-------- Extracted information

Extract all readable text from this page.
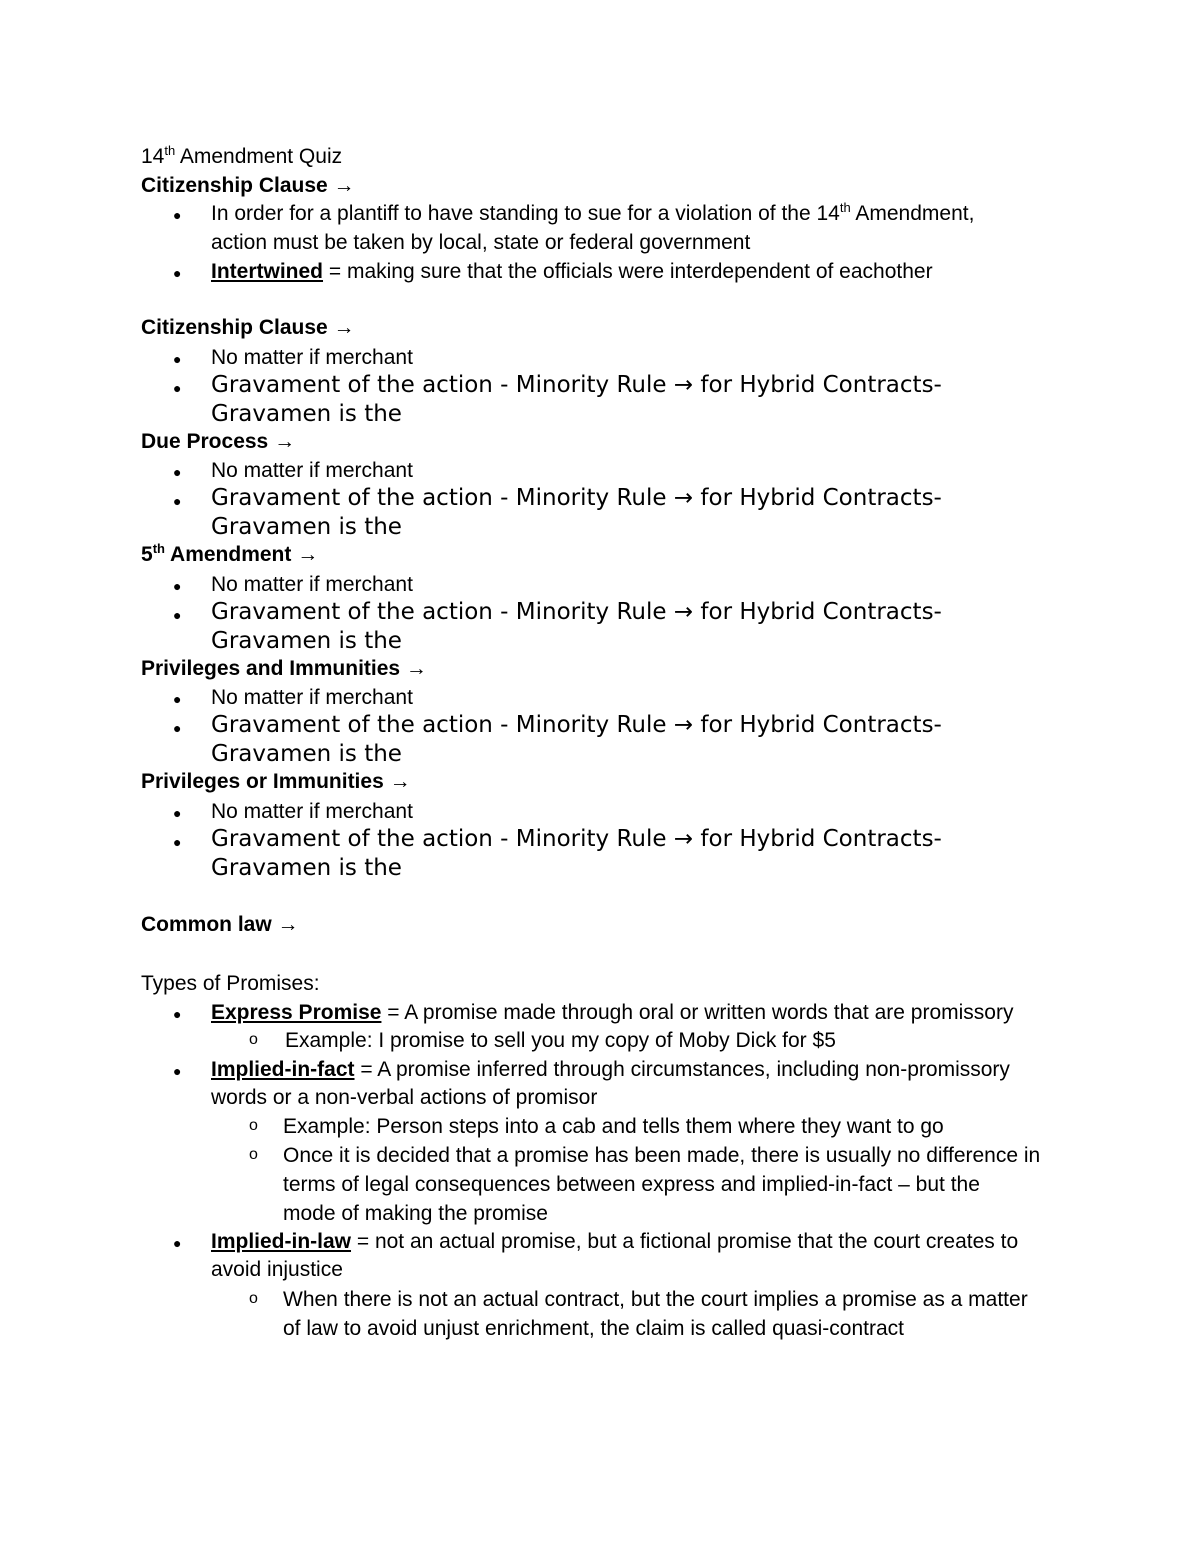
14th Amendment Quiz
Citizenship Clause →
● In order for a plantiff to have standing to sue for a violation of the 14th Amendment,
action must be taken by local, state or federal government
● Intertwined = making sure that the officials were interdependent of eachother
Citizenship Clause →
● No matter if merchant
● Gravament of the action - Minority Rule → for Hybrid Contracts-
Gravamen is the
Due Process →
● No matter if merchant
● Gravament of the action - Minority Rule → for Hybrid Contracts-
Gravamen is the
5th Amendment →
● No matter if merchant
● Gravament of the action - Minority Rule → for Hybrid Contracts-
Gravamen is the
Privileges and Immunities →
● No matter if merchant
● Gravament of the action - Minority Rule → for Hybrid Contracts-
Gravamen is the
Privileges or Immunities →
● No matter if merchant
● Gravament of the action - Minority Rule → for Hybrid Contracts-
Gravamen is the
Common law →
Types of Promises:
● Express Promise = A promise made through oral or written words that are promissory
o Example: I promise to sell you my copy of Moby Dick for $5
● Implied-in-fact = A promise inferred through circumstances, including non-promissory
words or a non-verbal actions of promisor
o Example: Person steps into a cab and tells them where they want to go
o Once it is decided that a promise has been made, there is usually no difference in
terms of legal consequences between express and implied-in-fact – but the
mode of making the promise
● Implied-in-law = not an actual promise, but a fictional promise that the court creates to
avoid injustice
o When there is not an actual contract, but the court implies a promise as a matter
of law to avoid unjust enrichment, the claim is called quasi-contract
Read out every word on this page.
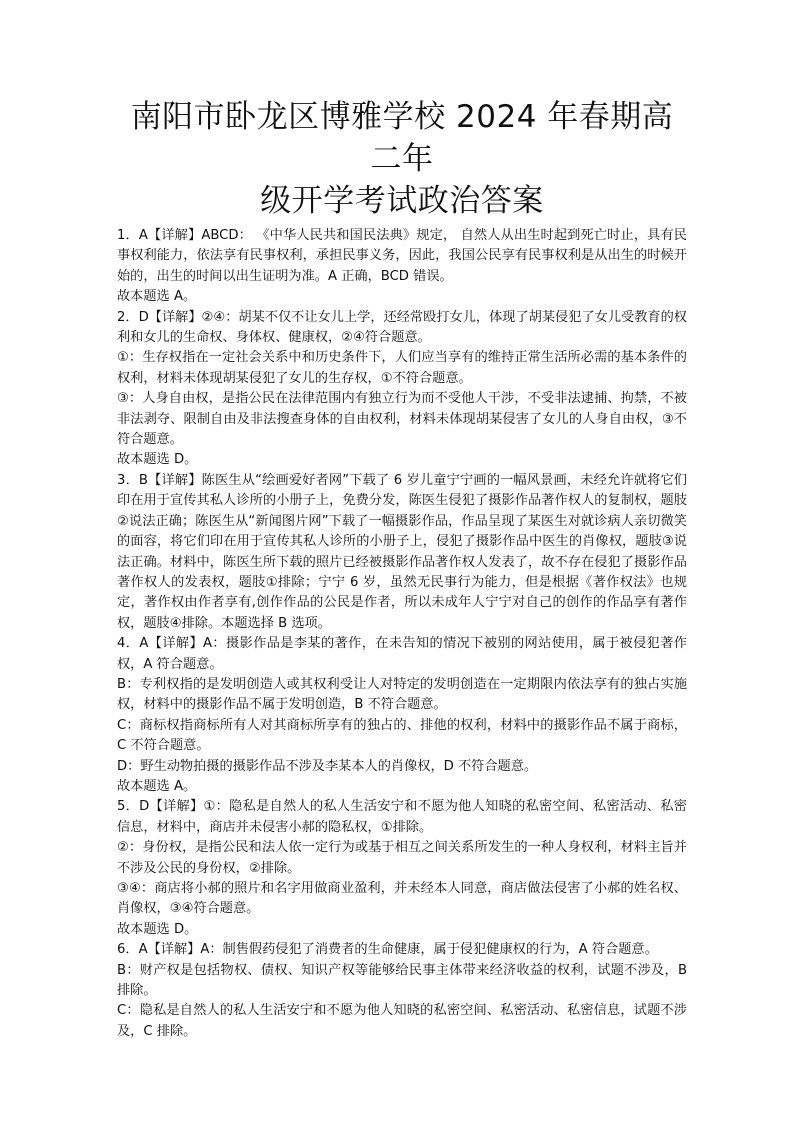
南阳市卧龙区博雅学校 2024 年春期高二年
级开学考试政治答案

1．A【详解】ABCD： 《中华人民共和国民法典》规定， 自然人从出生时起到死亡时止，具有民事权利能力，依法享有民事权利，承担民事义务，因此，我国公民享有民事权利是从出生的时候开始的，出生的时间以出生证明为准。A 正确，BCD 错误。

故本题选 A。

2．D【详解】②④：胡某不仅不让女儿上学，还经常殴打女儿，体现了胡某侵犯了女儿受教育的权利和女儿的生命权、身体权、健康权，②④符合题意。

①：生存权指在一定社会关系中和历史条件下，人们应当享有的维持正常生活所必需的基本条件的权利，材料未体现胡某侵犯了女儿的生存权，①不符合题意。

③：人身自由权，是指公民在法律范围内有独立行为而不受他人干涉，不受非法逮捕、拘禁，不被非法剥夺、限制自由及非法搜查身体的自由权利，材料未体现胡某侵害了女儿的人身自由权，③不符合题意。

故本题选 D。

3．B【详解】陈医生从“绘画爱好者网”下载了 6 岁儿童宁宁画的一幅风景画，未经允许就将它们印在用于宣传其私人诊所的小册子上，免费分发，陈医生侵犯了摄影作品著作权人的复制权，题肢②说法正确；陈医生从“新闻图片网”下载了一幅摄影作品，作品呈现了某医生对就诊病人亲切微笑的面容，将它们印在用于宣传其私人诊所的小册子上，侵犯了摄影作品中医生的肖像权，题肢③说法正确。材料中，陈医生所下载的照片已经被摄影作品著作权人发表了，故不存在侵犯了摄影作品著作权人的发表权，题肢①排除；宁宁 6 岁，虽然无民事行为能力，但是根据《著作权法》也规定，著作权由作者享有,创作作品的公民是作者，所以未成年人宁宁对自己的创作的作品享有著作权，题肢④排除。本题选择 B 选项。

4．A【详解】A：摄影作品是李某的著作，在未告知的情况下被别的网站使用，属于被侵犯著作权，A 符合题意。

B：专利权指的是发明创造人或其权利受让人对特定的发明创造在一定期限内依法享有的独占实施权，材料中的摄影作品不属于发明创造，B 不符合题意。

C：商标权指商标所有人对其商标所享有的独占的、排他的权利，材料中的摄影作品不属于商标，C 不符合题意。

D：野生动物拍摄的摄影作品不涉及李某本人的肖像权，D 不符合题意。

故本题选 A。

5．D【详解】①：隐私是自然人的私人生活安宁和不愿为他人知晓的私密空间、私密活动、私密信息，材料中，商店并未侵害小郝的隐私权，①排除。

②：身份权，是指公民和法人依一定行为或基于相互之间关系所发生的一种人身权利，材料主旨并不涉及公民的身份权，②排除。

③④：商店将小郝的照片和名字用做商业盈利，并未经本人同意，商店做法侵害了小郝的姓名权、肖像权，③④符合题意。

故本题选 D。

6．A【详解】A：制售假药侵犯了消费者的生命健康，属于侵犯健康权的行为，A 符合题意。

B：财产权是包括物权、债权、知识产权等能够给民事主体带来经济收益的权利，试题不涉及，B 排除。

C：隐私是自然人的私人生活安宁和不愿为他人知晓的私密空间、私密活动、私密信息，试题不涉及，C 排除。
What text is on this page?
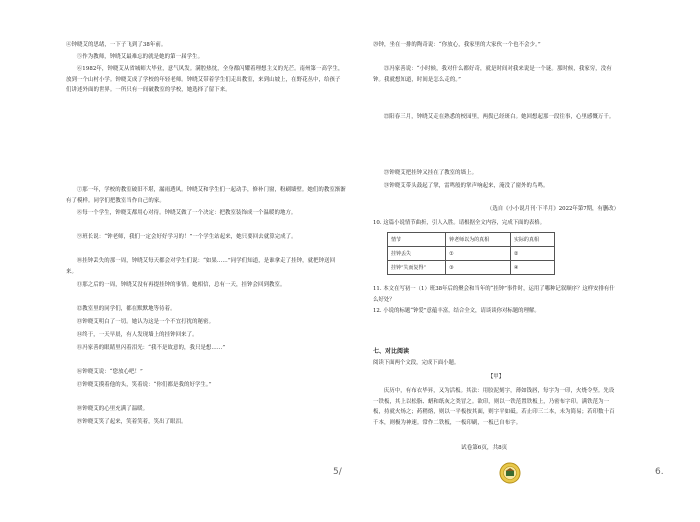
④钟晓艾的思绪，一下子飞到了38年前。
⑤作为教师，钟晓艾最难忘的就是她的第一届学生。
⑥1982年，钟晓艾从省城师大毕业，意气风发。满腔热忱，全身都闪耀着理想主义的光芒。南州第一高学生，放到一个山村小学。钟晓艾成了学校的年轻老师。钟晓艾带着学生们走出教室，来到山坡上，在野花丛中，给孩子们讲述外面的世界。一所只有一间破教室的学校，她选择了留下来。
⑦那一年，学校的教室破旧不堪，漏雨透风。钟晓艾和学生们一起动手，修补门窗，粉刷墙壁。她们的教室渐渐有了模样。同学们把教室当作自己的家。
⑧每一个学生，钟晓艾都用心对待。钟晓艾做了一个决定：把教室装饰成一个温暖的地方。
⑨班长说：“钟老师，我们一定会好好学习的！”一个学生站起来，她只要回去就算完成了。
⑩挂钟丢失的那一周，钟晓艾每天都会对学生们说：“如果……”同学们知道，是谁拿走了挂钟，就把钟送回来。
⑪那之后的一周，钟晓艾没有再提挂钟的事情。她相信，总有一天，挂钟会回到教室。
⑫教室里的同学们，都在默默地等待着。
⑬钟晓艾明白了一切。她认为这是一个不宜打扰的秘密。
⑭终于，一天早晨，有人发现墙上的挂钟回来了。
⑮冯家善的眼睛里闪着泪光：“我不是故意的，我只是想……”
⑯钟晓艾说：“您放心吧！”
⑰钟晓艾摸着他的头，笑着说：“你们都是我的好学生。”
⑱钟晓艾的心里充满了温暖。
⑲钟晓艾笑了起来，笑着笑着，笑出了眼泪。
⑳钟，坐在一排的陶奇说：“你放心，我家里的大家伙一个也不会少。”
㉑冯家善说：“小时候，我对什么都好奇，就是时间对我来说是一个谜。那时候，我家穷，没有钟。我就想知道，时间是怎么走的。”
㉒阳春三月，钟晓艾走在熟悉的校园里，两鬓已经斑白。她回想起那一段往事，心里感慨万千。
㉓钟晓艾把挂钟又挂在了教室的墙上。
㉔钟晓艾带头鼓起了掌，雷鸣般的掌声响起来，淹没了窗外的鸟鸣。
（选自《小小说月刊·下半月》2022年第7期，有删改）
10. 这篇小说情节曲折，引人入胜。请根据全文内容，完成下面的表格。
情节	钟老师以为的真相	实际的真相
挂钟丢失	①	②
挂钟“失而复得”	③	④
11. 本文在写初一（1）班38年后的聚会和当年的“挂钟”事件时，运用了哪种记叙顺序？这样安排有什么好处？
12. 小说的标题“钟爱”意蕴丰富，结合全文，请谈谈你对标题的理解。
七、对比阅读
阅读下面两个文段，完成下面小题。
【甲】
庆历中，有布衣毕昇，又为活板。其法：用胶泥刻字，薄如钱唇，每字为一印，火烧令坚。先设一铁板，其上以松脂、蜡和纸灰之类冒之。欲印，则以一铁范置铁板上，乃密布字印。满铁范为一板，持就火炀之；药稍熔，则以一平板按其面，则字平如砥。若止印三二本，未为简易；若印数十百千本，则极为神速。常作二铁板，一板印刷，一板已自布字。
试卷第6页，共8页
5/	6.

----------------

### Exercise instructions
Find every line with the word "made" and state how many there are, with no other words.

### Response to this task
2